▶ **WHAT IS REQUIRED**
Tell how many lines contain the word "Леонардо". Reply with the number only.

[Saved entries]
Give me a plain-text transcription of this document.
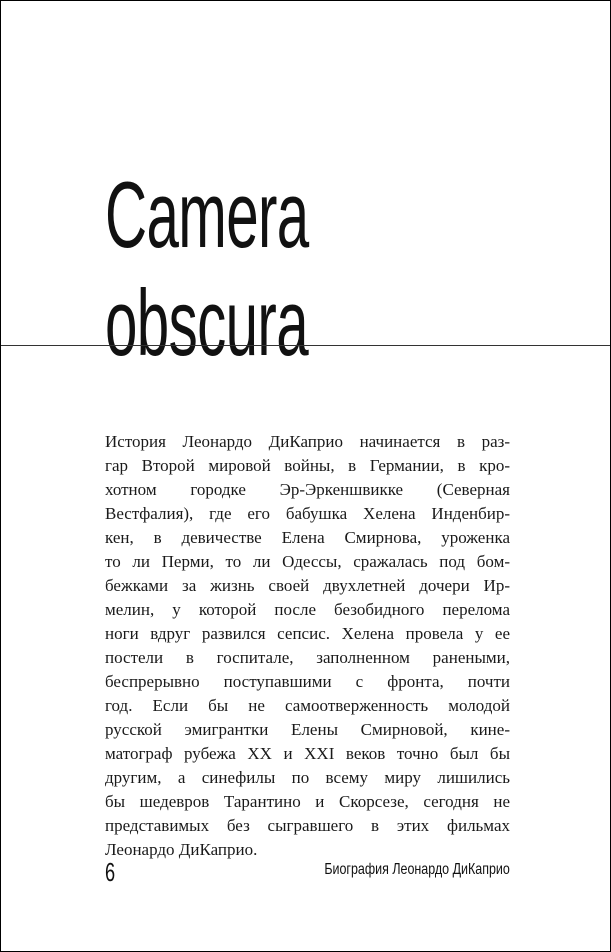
Camera
obscura
История Леонардо ДиКаприо начинается в раз-
гар Второй мировой войны, в Германии, в кро-
хотном городке Эр-Эркеншвикке (Северная
Вестфалия), где его бабушка Хелена Инденбир-
кен, в девичестве Елена Смирнова, уроженка
то ли Перми, то ли Одессы, сражалась под бом-
бежками за жизнь своей двухлетней дочери Ир-
мелин, у которой после безобидного перелома
ноги вдруг развился сепсис. Хелена провела у ее
постели в госпитале, заполненном ранеными,
беспрерывно поступавшими с фронта, почти
год. Если бы не самоотверженность молодой
русской эмигрантки Елены Смирновой, кине-
матограф рубежа XX и XXI веков точно был бы
другим, а синефилы по всему миру лишились
бы шедевров Тарантино и Скорсезе, сегодня не
представимых без сыгравшего в этих фильмах
Леонардо ДиКаприо.
6	Биография Леонардо ДиКаприо
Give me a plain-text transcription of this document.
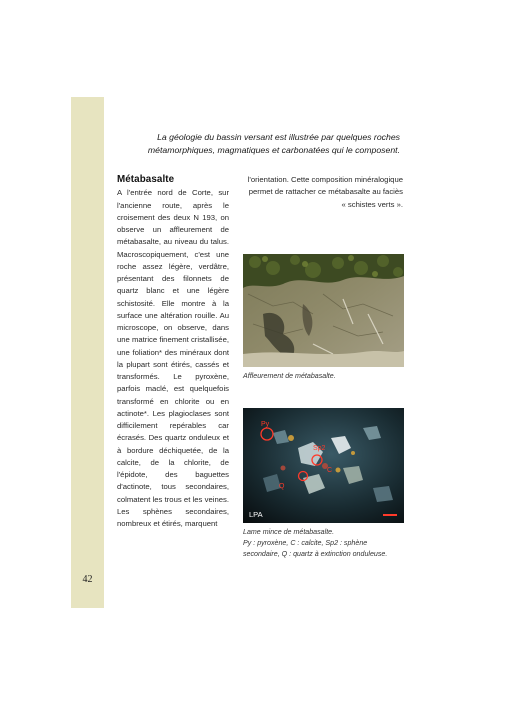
42
La géologie du bassin versant est illustrée par quelques roches métamorphiques, magmatiques et carbonatées qui le composent.
Métabasalte

A l'entrée nord de Corte, sur l'ancienne route, après le croisement des deux N 193, on observe un affleurement de métabasalte, au niveau du talus. Macroscopiquement, c'est une roche assez légère, verdâtre, présentant des filonnets de quartz blanc et une légère schistosité. Elle montre à la surface une altération rouille. Au microscope, on observe, dans une matrice finement cristallisée, une foliation* des minéraux dont la plupart sont étirés, cassés et transformés. Le pyroxène, parfois maclé, est quelquefois transformé en chlorite ou en actinote*. Les plagioclases sont difficilement repérables car écrasés. Des quartz onduleux et à bordure déchiquetée, de la calcite, de la chlorite, de l'épidote, des baguettes d'actinote, tous secondaires, colmatent les trous et les veines. Les sphènes secondaires, nombreux et étirés, marquent

l'orientation. Cette composition minéralogique permet de rattacher ce métabasalte au faciès « schistes verts ».

Affleurement de métabasalte.

Py
C
Sp2
Q
LPA

Lame mince de métabasalte.

Py : pyroxène, C : calcite, Sp2 : sphène secondaire, Q : quartz à extinction onduleuse.
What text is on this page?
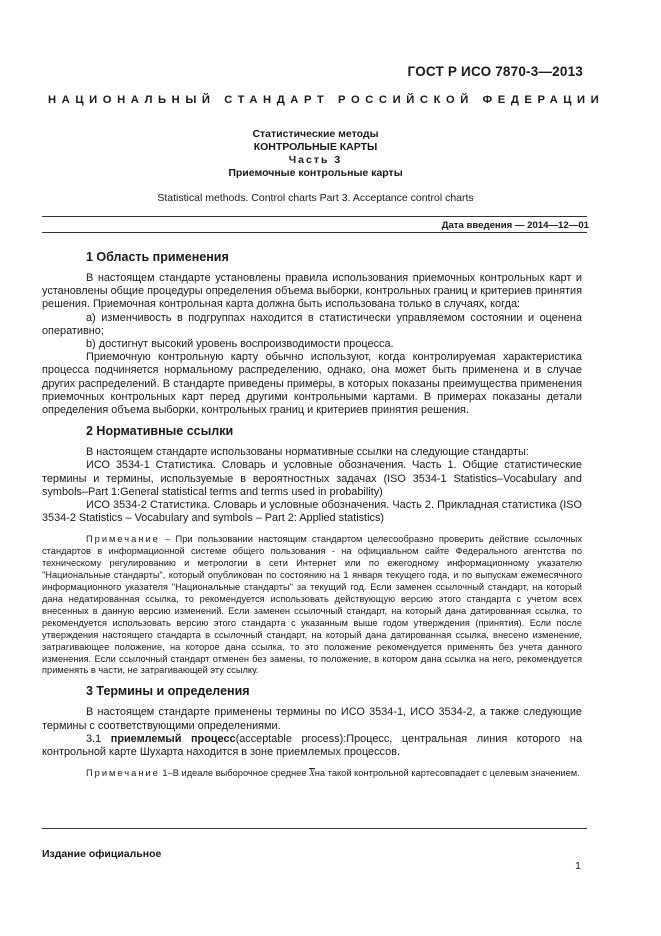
ГОСТ Р ИСО 7870-3—2013
НАЦИОНАЛЬНЫЙ СТАНДАРТ РОССИЙСКОЙ ФЕДЕРАЦИИ
Статистические методы
КОНТРОЛЬНЫЕ КАРТЫ
Часть 3
Приемочные контрольные карты
Statistical methods. Control charts Part 3. Acceptance control charts
Дата введения — 2014—12—01
1 Область применения

В настоящем стандарте установлены правила использования приемочных контрольных карт и установлены общие процедуры определения объема выборки, контрольных границ и критериев принятия решения. Приемочная контрольная карта должна быть использована только в случаях, когда:

а) изменчивость в подгруппах находится в статистически управляемом состоянии и оценена оперативно;

b) достигнут высокий уровень воспроизводимости процесса.

Приемочную контрольную карту обычно используют, когда контролируемая характеристика процесса подчиняется нормальному распределению, однако, она может быть применена и в случае других распределений. В стандарте приведены примеры, в которых показаны преимущества применения приемочных контрольных карт перед другими контрольными картами. В примерах показаны детали определения объема выборки, контрольных границ и критериев принятия решения.

2 Нормативные ссылки

В настоящем стандарте использованы нормативные ссылки на следующие стандарты:

ИСО 3534-1 Статистика. Словарь и условные обозначения. Часть 1. Общие статистические термины и термины, используемые в вероятностных задачах (ISO 3534-1 Statistics–Vocabulary and symbols–Part 1:General statistical terms and terms used in probability)

ИСО 3534-2 Статистика. Словарь и условные обозначения. Часть 2. Прикладная статистика (ISO 3534-2 Statistics – Vocabulary and symbols – Part 2: Applied statistics)

Примечание – При пользовании настоящим стандартом целесообразно проверить действие ссылочных стандартов в информационной системе общего пользования - на официальном сайте Федерального агентства по техническому регулированию и метрологии в сети Интернет или по ежегодному информационному указателю "Национальные стандарты", который опубликован по состоянию на 1 января текущего года, и по выпускам ежемесячного информационного указателя "Национальные стандарты" за текущий год. Если заменен ссылочный стандарт, на который дана недатированная ссылка, то рекомендуется использовать действующую версию этого стандарта с учетом всех внесенных в данную версию изменений. Если заменен ссылочный стандарт, на который дана датированная ссылка, то рекомендуется использовать версию этого стандарта с указанным выше годом утверждения (принятия). Если после утверждения настоящего стандарта в ссылочный стандарт, на который дана датированная ссылка, внесено изменение, затрагивающее положение, на которое дана ссылка, то это положение рекомендуется применять без учета данного изменения. Если ссылочный стандарт отменен без замены, то положение, в котором дана ссылка на него, рекомендуется применять в части, не затрагивающей эту ссылку.

3 Термины и определения

В настоящем стандарте применены термины по ИСО 3534-1, ИСО 3534-2, а также следующие термины с соответствующими определениями.

3.1 приемлемый процесс(acceptable process):Процесс, центральная линия которого на контрольной карте Шухарта находится в зоне приемлемых процессов.

Примечание 1–В идеале выборочное среднее $\overline{X}на$ такой контрольной картесовпадает с целевым значением.

Издание официальное
1
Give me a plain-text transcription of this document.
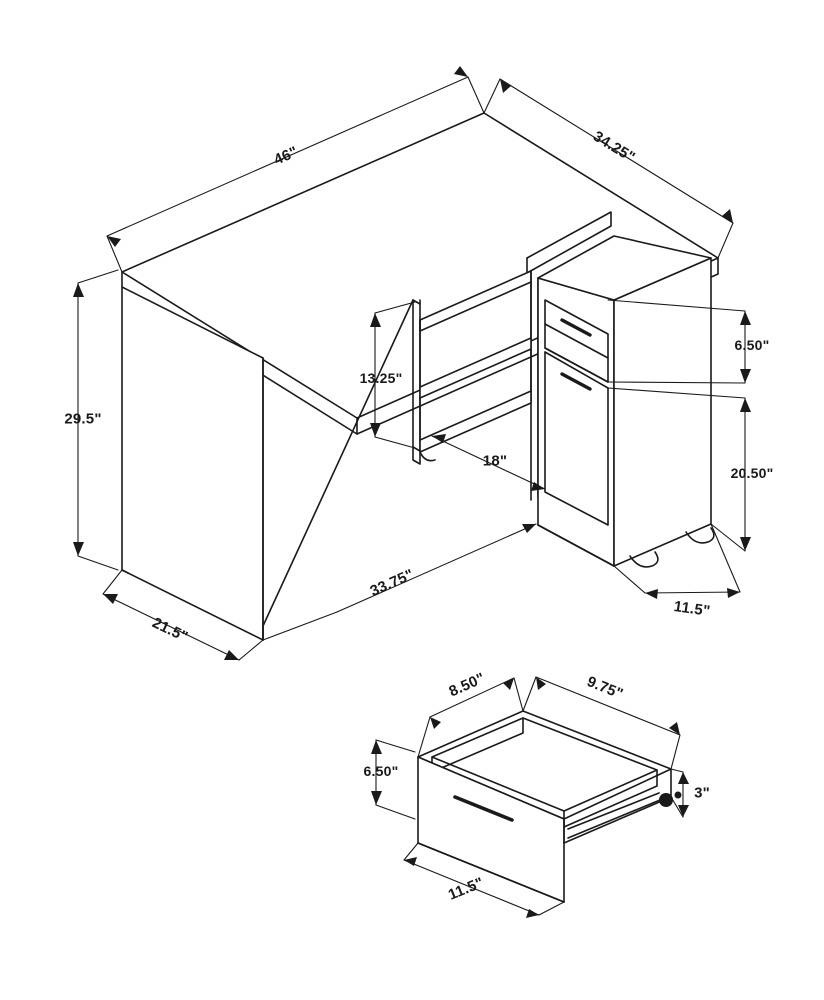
46"	34.25"
29.5"
21.5"
33.75"
13.25"
18"
11.5"
6.50"
20.50"
8.50"	9.75"
6.50"
3"
11.5"
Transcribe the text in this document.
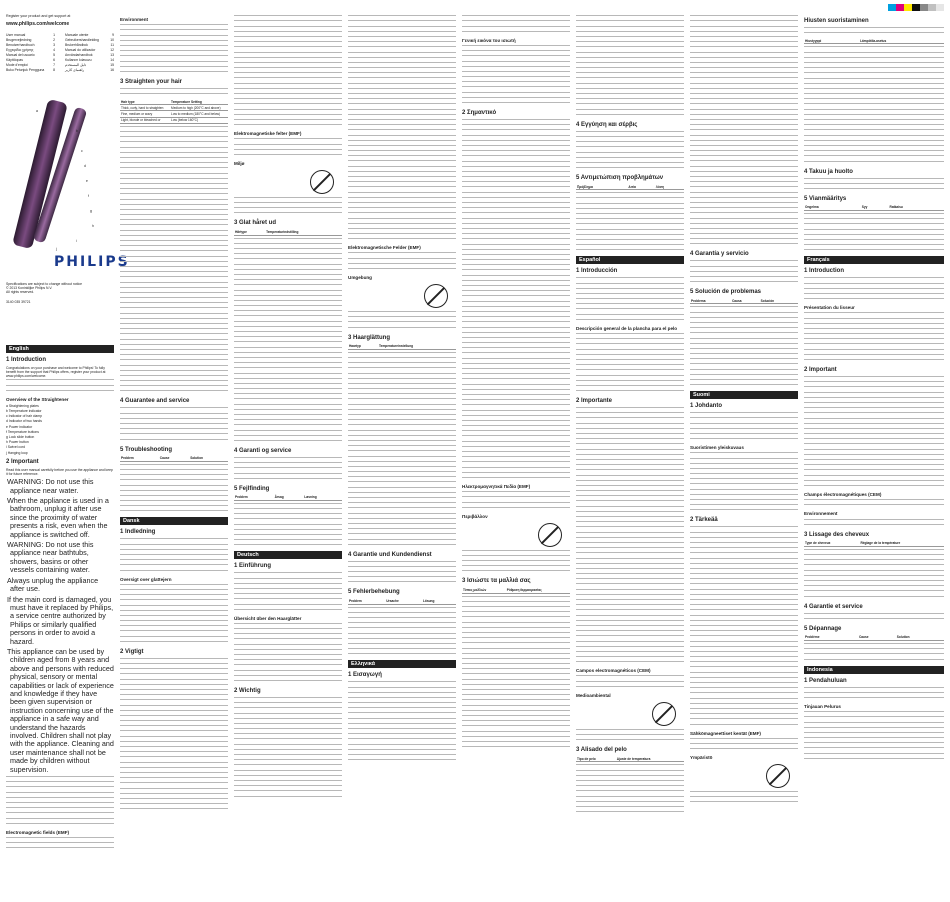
Register your product and get support at
www.philips.com/welcome
User manual	1
Brugervejledning	2
Benutzerhandbuch	3
Εγχειρίδιο χρήσης	4
Manual del usuario	5
Käyttöopas	6
Mode d'emploi	7
Buku Petunjuk Pengguna	8
Manuale utente	9
Gebruikershandleiding	10
Brukerhåndbok	11
Manual do utilizador	12
Användarhandbok	13
Kullanım kılavuzu	14
دليل المستخدم	15
راهنمای کاربر	16
a
b
c
d
e
f
g
h
i
j
PHILIPS
Specifications are subject to change without notice
© 2013 Koninklijke Philips N.V.
All rights reserved.
3140 035 39721
English
1 Introduction

Congratulations on your purchase and welcome to Philips! To fully benefit from the support that Philips offers, register your product at www.philips.com/welcome.

Overview of the Straightener

a Straightening plates

b Temperature indicator

c Indicator of hair clamp

d Indicator of two hands

e Power indicator

f Temperature buttons

g Lock slide button

h Power button

i Swivel cord

j Hanging loop

2 Important

Read this user manual carefully before you use the appliance and keep it for future reference.

WARNING: Do not use this appliance near water.
When the appliance is used in a bathroom, unplug it after use since the proximity of water presents a risk, even when the appliance is switched off.
WARNING: Do not use this appliance near bathtubs, showers, basins or other vessels containing water.
Always unplug the appliance after use.
If the main cord is damaged, you must have it replaced by Philips, a service centre authorized by Philips or similarly qualified persons in order to avoid a hazard.
This appliance can be used by children aged from 8 years and above and persons with reduced physical, sensory or mental capabilities or lack of experience and knowledge if they have been given supervision or instruction concerning use of the appliance in a safe way and understand the hazards involved. Children shall not play with the appliance. Cleaning and user maintenance shall not be made by children without supervision.
Electromagnetic fields (EMF)
Environment
3 Straighten your hair
Hair type	Temperature Setting
Thick, curly, hard to straighten	Medium to high (200°C and above)
Fine, medium or wavy	Low to medium (180°C and below)
Light, blonde or bleached or	Low (below 160°C)
4 Guarantee and service
5 Troubleshooting
Problem	Cause	Solution
Dansk
1 Indledning
Oversigt over glattejern
2 Vigtigt
Elektromagnetiske felter (EMF)
Miljø
3 Glat håret ud
Hårtype	Temperaturindstilling
4 Garanti og service
5 Fejlfinding
Problem	Årsag	Løsning
Deutsch
1 Einführung
Übersicht über den Haarglätter
2 Wichtig
Elektromagnetische Felder (EMF)
Umgebung
3 Haarglättung
Haartyp	Temperatureinstellung
4 Garantie und Kundendienst
5 Fehlerbehebung
Problem	Ursache	Lösung
Ελληνικά
1 Εισαγωγή
Γενική εικόνα του ισιωτή
2 Σημαντικό
Ηλεκτρομαγνητικά Πεδία (EMF)
Περιβάλλον
3 Ισιώστε τα μαλλιά σας
Τύπος μαλλιών	Ρύθμιση θερμοκρασίας
4 Εγγύηση και σέρβις
5 Αντιμετώπιση προβλημάτων
Πρόβλημα	Αιτία	Λύση
Español
1 Introducción
Descripción general de la plancha para el pelo
2 Importante
Campos electromagnéticos (CEM)
Medioambiental
3 Alisado del pelo
Tipo de pelo	Ajuste de temperatura
4 Garantía y servicio
5 Solución de problemas
Problema	Causa	Solución
Suomi
1 Johdanto
Suoristimen yleiskuvaus
2 Tärkeää
Sähkömagneettiset kentät (EMF)
Ympäristö
Hiusten suoristaminen
Hiustyyppi	Lämpötila-asetus
4 Takuu ja huolto
5 Vianmääritys
Ongelma	Syy	Ratkaisu
Français
1 Introduction
Présentation du lisseur
2 Important
Champs électromagnétiques (CEM)
Environnement
3 Lissage des cheveux
Type de cheveux	Réglage de la température
4 Garantie et service
5 Dépannage
Problème	Cause	Solution
Indonesia
1 Pendahuluan
Tinjauan Pelurus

▶ **RIGHT ANSWER**
3